Stored data entries:
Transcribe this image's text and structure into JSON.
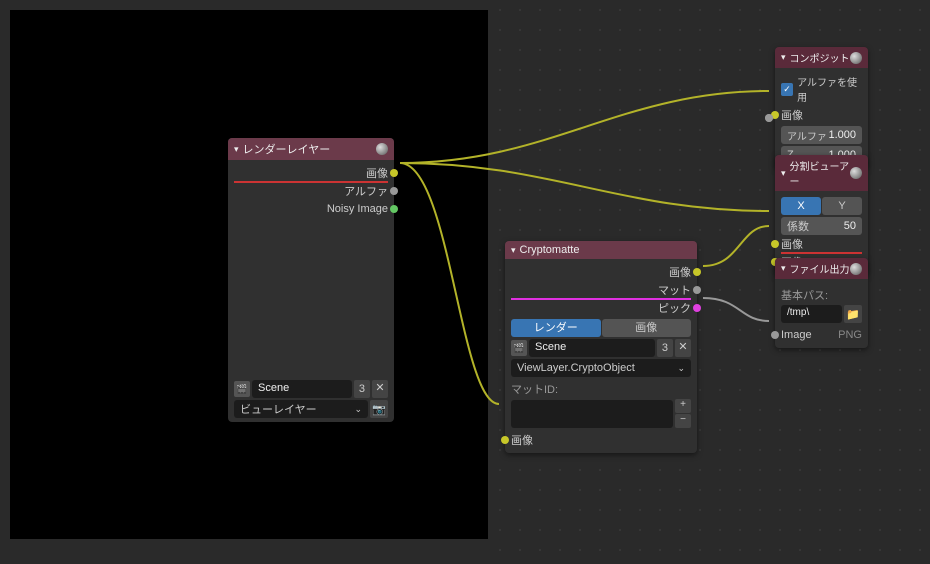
{
  "render_layers": {
    "title": "レンダーレイヤー",
    "outputs": {
      "image": "画像",
      "alpha": "アルファ",
      "noisy": "Noisy Image"
    },
    "scene_name": "Scene",
    "scene_users": "3",
    "viewlayer": "ビューレイヤー"
  },
  "cryptomatte": {
    "title": "Cryptomatte",
    "outputs": {
      "image": "画像",
      "matte": "マット",
      "pick": "ピック"
    },
    "source_tabs": {
      "render": "レンダー",
      "image": "画像"
    },
    "scene_name": "Scene",
    "scene_users": "3",
    "layer": "ViewLayer.CryptoObject",
    "matte_id_label": "マットID:",
    "input_image": "画像"
  },
  "composite": {
    "title": "コンポジット",
    "use_alpha": "アルファを使用",
    "image": "画像",
    "alpha_label": "アルファ",
    "alpha_val": "1.000",
    "z_label": "Z",
    "z_val": "1.000"
  },
  "split_viewer": {
    "title": "分割ビューアー",
    "x": "X",
    "y": "Y",
    "ratio_label": "係数",
    "ratio_val": "50",
    "image1": "画像",
    "image2": "画像"
  },
  "file_output": {
    "title": "ファイル出力",
    "base_path_label": "基本パス:",
    "path": "/tmp\\",
    "input_image": "Image",
    "format": "PNG"
  }
}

TASK TO COMPLETE>
Identify and list each line with the word "title".

COMPLETE ANSWER>
    "title": "レンダーレイヤー",
    "title": "Cryptomatte",
    "title": "コンポジット",
    "title": "分割ビューアー",
    "title": "ファイル出力",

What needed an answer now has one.